What the task asks - Search the data below for "freq"; list each line that holds it.

Information given -
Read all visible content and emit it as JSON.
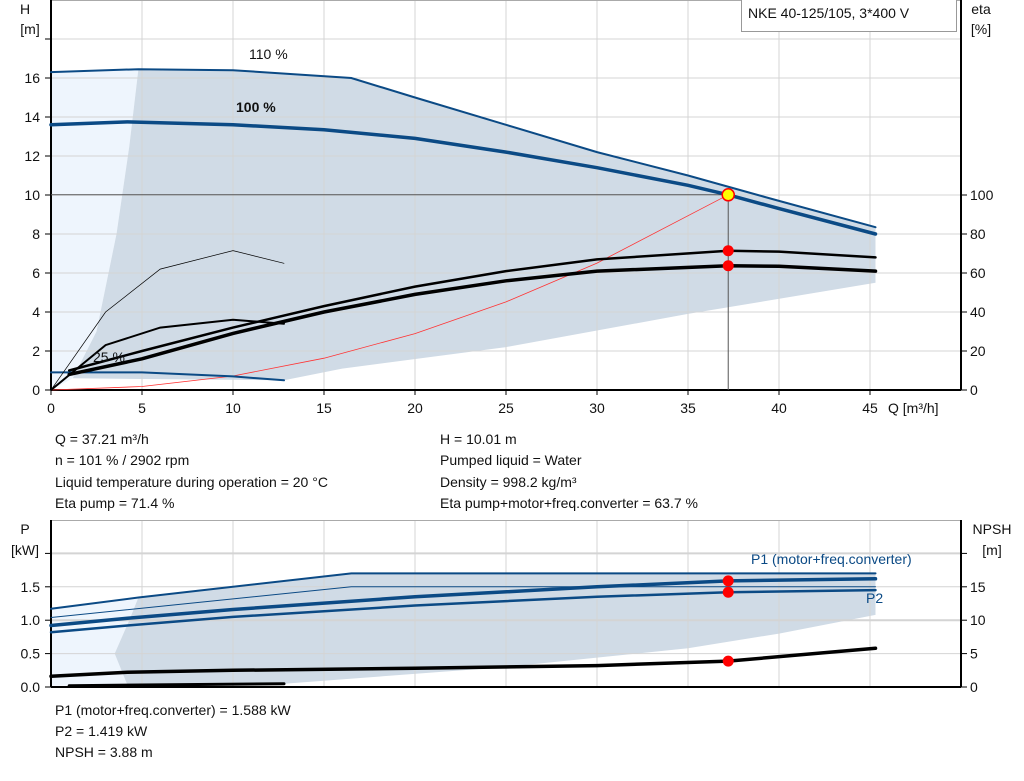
{
  "title": "NKE 40-125/105, 3*400 V",
  "chart_data": [
    {
      "type": "line",
      "name_box": "NKE 40-125/105, 3*400 V",
      "xlabel": "Q [m³/h]",
      "ylabel_left": [
        "H",
        "[m]"
      ],
      "ylabel_right": [
        "eta",
        "[%]"
      ],
      "xlim": [
        0,
        50
      ],
      "ylim_left": [
        0,
        18
      ],
      "ylim_right": [
        0,
        180
      ],
      "x_ticks": [
        0,
        5,
        10,
        15,
        20,
        25,
        30,
        35,
        40,
        45
      ],
      "y_ticks_left": [
        0,
        2,
        4,
        6,
        8,
        10,
        12,
        14,
        16
      ],
      "y_ticks_right": [
        0,
        20,
        40,
        60,
        80,
        100
      ],
      "grid": true,
      "curve_labels": [
        "110 %",
        "100 %",
        "25 %"
      ],
      "series": [
        {
          "name": "110 %",
          "axis": "H",
          "points": [
            [
              0,
              16.3
            ],
            [
              4.8,
              16.45
            ],
            [
              10,
              16.4
            ],
            [
              16.5,
              16.0
            ],
            [
              20,
              15.0
            ],
            [
              25,
              13.6
            ],
            [
              30,
              12.2
            ],
            [
              35,
              11.0
            ],
            [
              40,
              9.7
            ],
            [
              45.3,
              8.35
            ]
          ]
        },
        {
          "name": "100 %",
          "axis": "H",
          "points": [
            [
              0,
              13.6
            ],
            [
              4.2,
              13.75
            ],
            [
              10,
              13.6
            ],
            [
              15,
              13.35
            ],
            [
              20,
              12.9
            ],
            [
              25,
              12.2
            ],
            [
              30,
              11.4
            ],
            [
              35,
              10.5
            ],
            [
              37.21,
              10.01
            ],
            [
              40,
              9.3
            ],
            [
              45.3,
              8.0
            ]
          ]
        },
        {
          "name": "25 %",
          "axis": "H",
          "points": [
            [
              0,
              0.9
            ],
            [
              5,
              0.9
            ],
            [
              10,
              0.7
            ],
            [
              12.8,
              0.5
            ]
          ]
        },
        {
          "axis": "eta",
          "points": [
            [
              1,
              10
            ],
            [
              5,
              20
            ],
            [
              10,
              32
            ],
            [
              15,
              43
            ],
            [
              20,
              53
            ],
            [
              25,
              61
            ],
            [
              30,
              67
            ],
            [
              37.21,
              71.4
            ],
            [
              40,
              71
            ],
            [
              45.3,
              68
            ]
          ]
        },
        {
          "axis": "eta",
          "points": [
            [
              1,
              8
            ],
            [
              5,
              16
            ],
            [
              10,
              29
            ],
            [
              15,
              40
            ],
            [
              20,
              49
            ],
            [
              25,
              56
            ],
            [
              30,
              61
            ],
            [
              37.21,
              63.7
            ],
            [
              40,
              63.5
            ],
            [
              45.3,
              61
            ]
          ]
        },
        {
          "axis": "eta",
          "points": [
            [
              0,
              0
            ],
            [
              3,
              23
            ],
            [
              6,
              32
            ],
            [
              10,
              36
            ],
            [
              12.8,
              34
            ]
          ]
        },
        {
          "axis": "eta",
          "points": [
            [
              0,
              0
            ],
            [
              3,
              40
            ],
            [
              6,
              62
            ],
            [
              10,
              71.5
            ],
            [
              12.8,
              65
            ]
          ]
        }
      ],
      "system_curve": {
        "axis": "H",
        "points": [
          [
            0,
            0
          ],
          [
            5,
            0.18
          ],
          [
            10,
            0.72
          ],
          [
            15,
            1.63
          ],
          [
            20,
            2.89
          ],
          [
            25,
            4.52
          ],
          [
            30,
            6.51
          ],
          [
            37.21,
            10.01
          ]
        ]
      },
      "envelope": [
        [
          4.8,
          16.45
        ],
        [
          10,
          16.4
        ],
        [
          16.5,
          16.0
        ],
        [
          20,
          15.0
        ],
        [
          25,
          13.6
        ],
        [
          30,
          12.2
        ],
        [
          35,
          11.0
        ],
        [
          40,
          9.7
        ],
        [
          45.3,
          8.35
        ],
        [
          45.3,
          5.5
        ],
        [
          35,
          3.9
        ],
        [
          25,
          2.2
        ],
        [
          16,
          1.1
        ],
        [
          12.8,
          0.5
        ],
        [
          1.2,
          0.6
        ],
        [
          2.5,
          3
        ],
        [
          3.6,
          8
        ],
        [
          4.3,
          12.5
        ]
      ],
      "envelope_light": [
        [
          0,
          0
        ],
        [
          0,
          16.3
        ],
        [
          4.8,
          16.45
        ],
        [
          4.3,
          12.5
        ],
        [
          3.6,
          8
        ],
        [
          2.5,
          3
        ],
        [
          1.2,
          0.6
        ]
      ],
      "duty_point": {
        "Q": 37.21,
        "H": 10.01,
        "eta_pump": 71.4,
        "eta_total": 63.7
      }
    },
    {
      "type": "line",
      "xlim": [
        0,
        50
      ],
      "ylim_left": [
        0,
        2.5
      ],
      "ylim_right": [
        0,
        25
      ],
      "ylabel_left": [
        "P",
        "[kW]"
      ],
      "ylabel_right": [
        "NPSH",
        "[m]"
      ],
      "y_ticks_left": [
        "0.0",
        "0.5",
        "1.0",
        "1.5"
      ],
      "y_ticks_right": [
        0,
        5,
        10,
        15
      ],
      "grid": true,
      "series_labels": [
        "P1 (motor+freq.converter)",
        "P2"
      ],
      "series": [
        {
          "axis": "P",
          "points": [
            [
              0,
              1.17
            ],
            [
              4.8,
              1.34
            ],
            [
              16.5,
              1.7
            ],
            [
              45.3,
              1.7
            ]
          ]
        },
        {
          "axis": "P",
          "points": [
            [
              0,
              0.92
            ],
            [
              4.2,
              1.03
            ],
            [
              10,
              1.16
            ],
            [
              20,
              1.35
            ],
            [
              30,
              1.5
            ],
            [
              37.21,
              1.588
            ],
            [
              45.3,
              1.62
            ]
          ]
        },
        {
          "axis": "P",
          "points": [
            [
              0,
              0.82
            ],
            [
              4.2,
              0.92
            ],
            [
              10,
              1.05
            ],
            [
              20,
              1.22
            ],
            [
              30,
              1.35
            ],
            [
              37.21,
              1.419
            ],
            [
              45.3,
              1.45
            ]
          ]
        },
        {
          "axis": "P",
          "points": [
            [
              0,
              1.04
            ],
            [
              16.5,
              1.5
            ],
            [
              45.3,
              1.5
            ]
          ]
        },
        {
          "axis": "NPSH",
          "points": [
            [
              0,
              1.6
            ],
            [
              4.2,
              2.2
            ],
            [
              10,
              2.5
            ],
            [
              20,
              2.8
            ],
            [
              30,
              3.2
            ],
            [
              37.21,
              3.88
            ],
            [
              45.3,
              5.8
            ]
          ]
        },
        {
          "axis": "P",
          "points": [
            [
              1,
              0.02
            ],
            [
              12.8,
              0.05
            ]
          ]
        }
      ],
      "envelope": [
        [
          4.8,
          1.34
        ],
        [
          16.5,
          1.7
        ],
        [
          45.3,
          1.7
        ],
        [
          45.3,
          1.08
        ],
        [
          40,
          0.8
        ],
        [
          35,
          0.58
        ],
        [
          25,
          0.3
        ],
        [
          12.8,
          0.05
        ],
        [
          4.2,
          0.03
        ],
        [
          3.5,
          0.5
        ],
        [
          4.3,
          1.0
        ]
      ],
      "envelope_light": [
        [
          0,
          0.02
        ],
        [
          0,
          1.17
        ],
        [
          4.8,
          1.34
        ],
        [
          4.3,
          1.0
        ],
        [
          3.5,
          0.5
        ],
        [
          4.2,
          0.03
        ]
      ],
      "duty_points": {
        "P1": 1.588,
        "P2": 1.419,
        "NPSH": 3.88
      }
    }
  ],
  "results_top": {
    "left": [
      "Q = 37.21 m³/h",
      "n = 101 % / 2902 rpm",
      "Liquid temperature during operation = 20 °C",
      "Eta pump = 71.4 %"
    ],
    "right": [
      "H = 10.01 m",
      "Pumped liquid = Water",
      "Density = 998.2 kg/m³",
      "Eta pump+motor+freq.converter = 63.7 %"
    ]
  },
  "results_bottom": [
    "P1 (motor+freq.converter) = 1.588 kW",
    "P2 = 1.419 kW",
    "NPSH = 3.88 m"
  ],
  "colors": {
    "curve": "#0b4a85",
    "envelope": "#d0dbe6",
    "envelope_light": "#eef5fd",
    "eta": "#000000",
    "system": "#ff3333",
    "duty": "#ff0000",
    "duty_fill": "#ffff00"
  }
}
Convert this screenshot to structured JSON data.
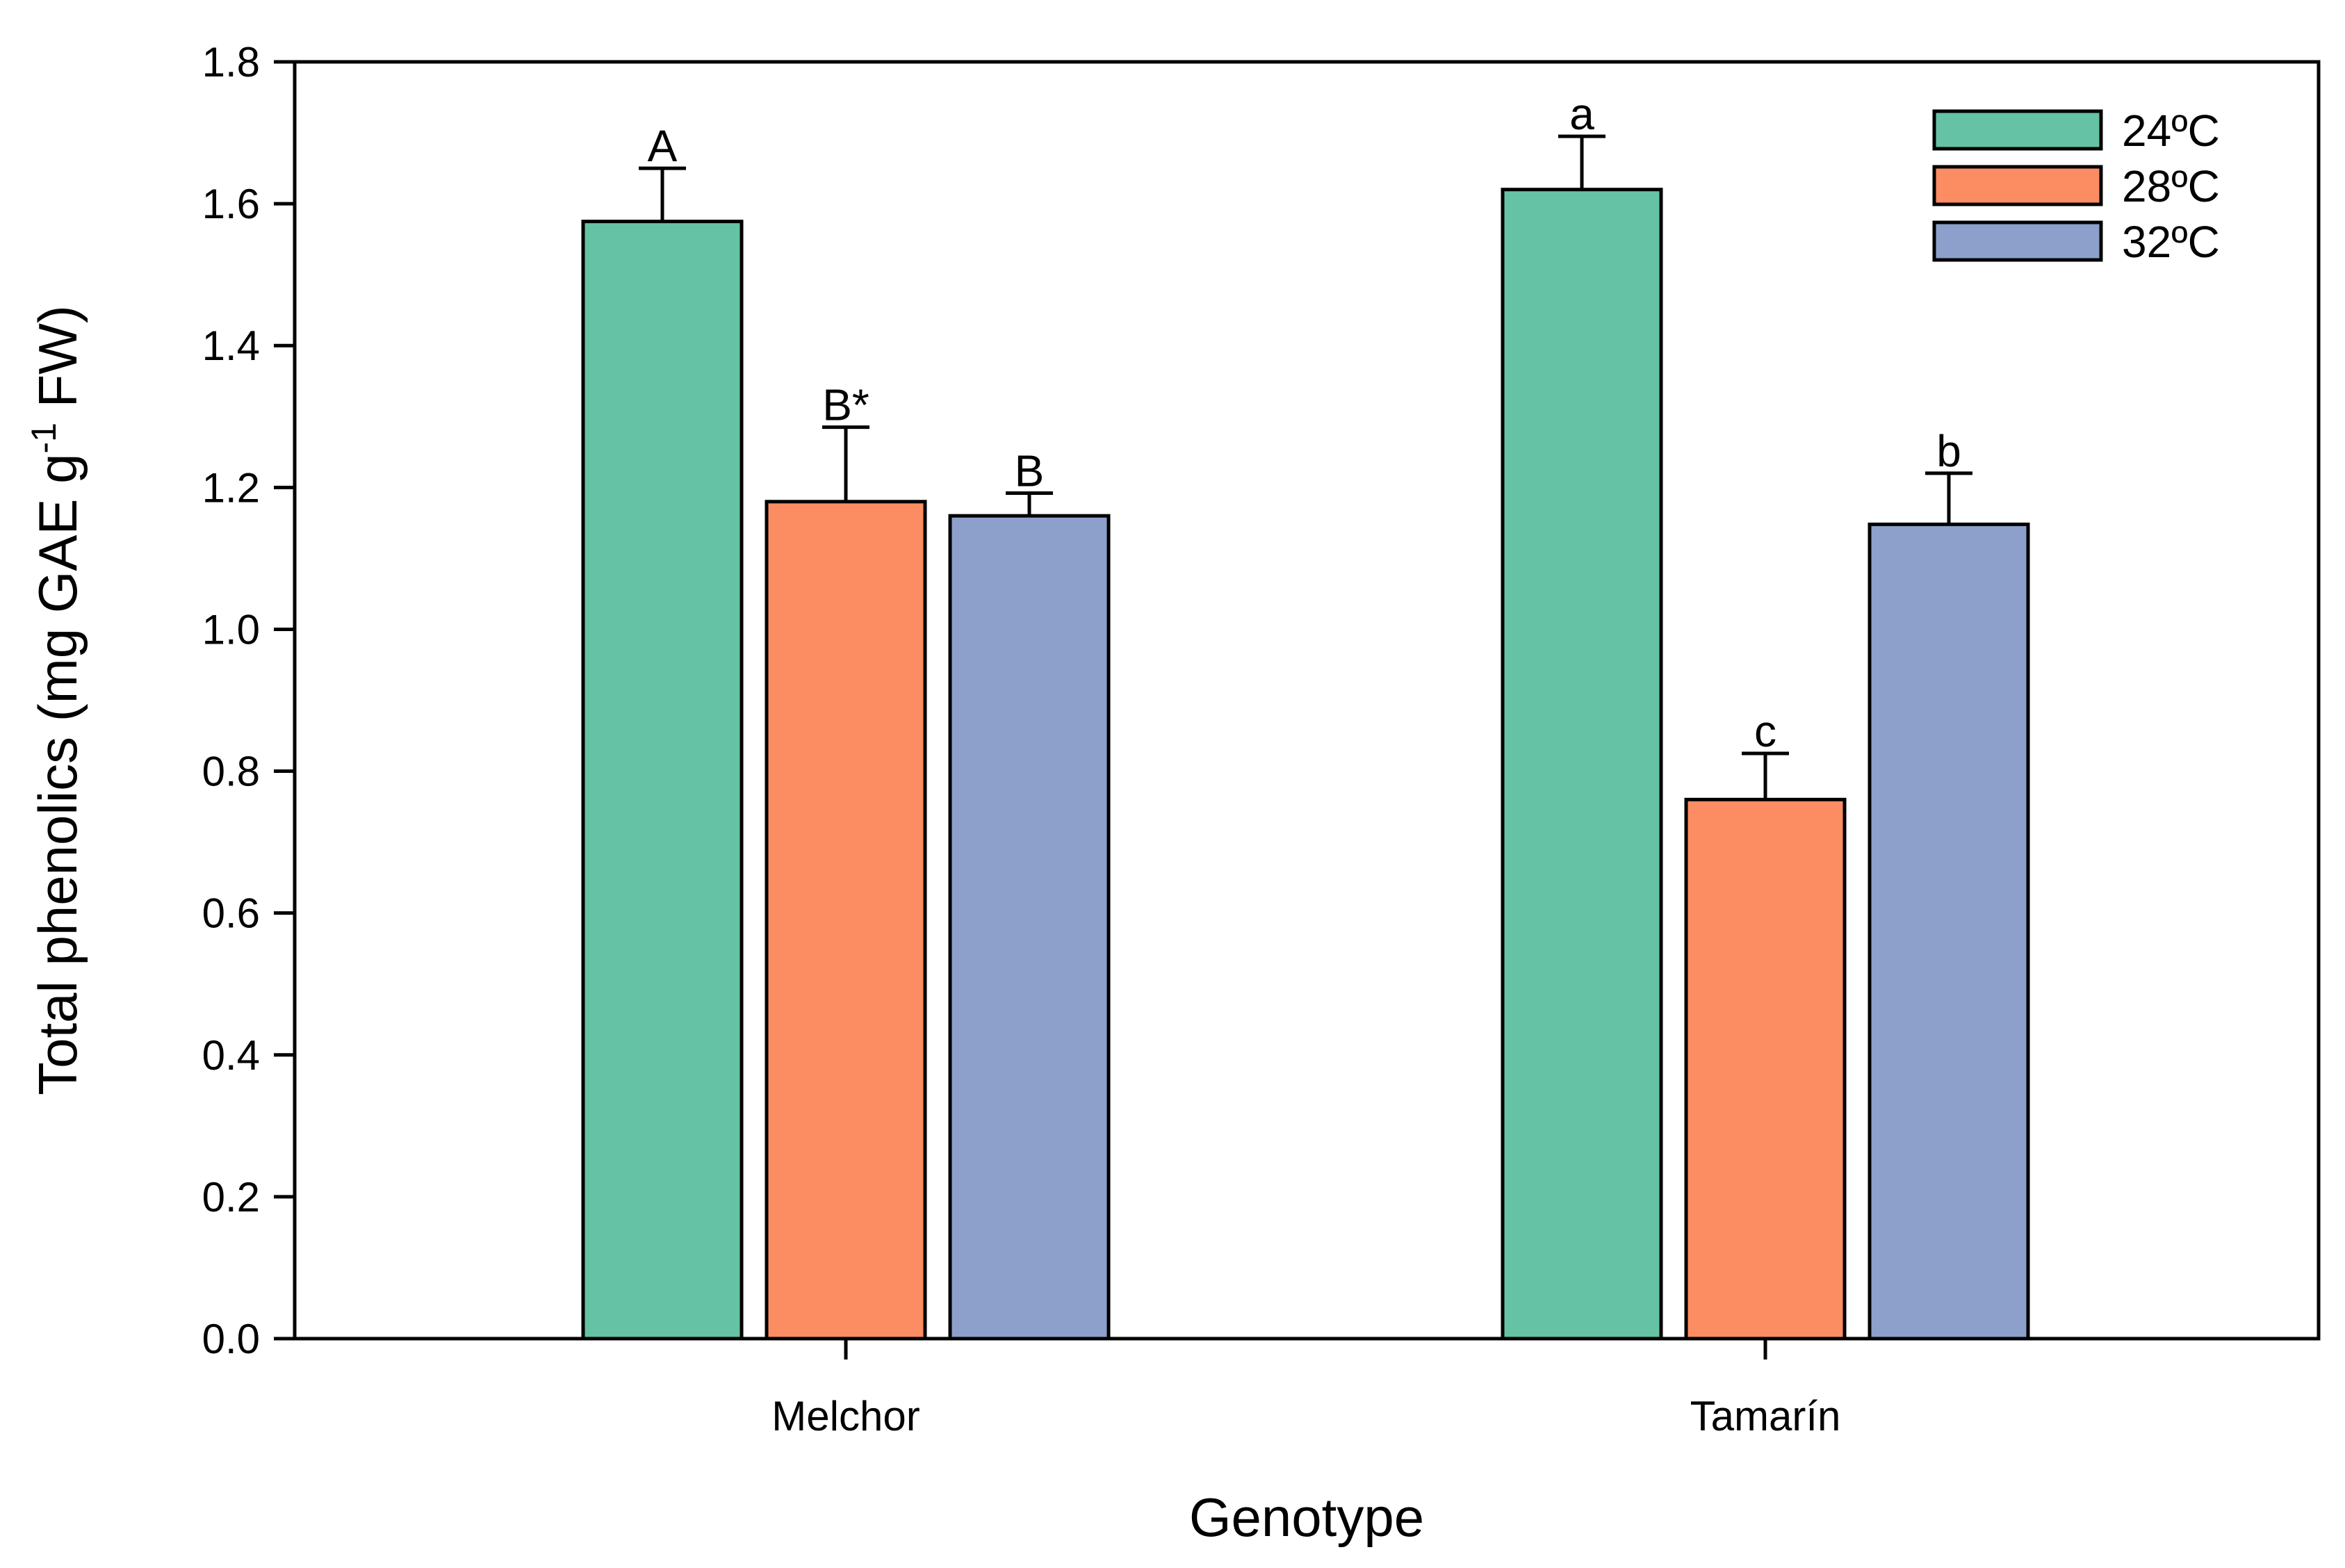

Reply -
        "P1 (motor+freq.converter)",
      "Eta pump+motor+freq.converter = 63.7 %"
    "P1 (motor+freq.converter) = 1.588 kW",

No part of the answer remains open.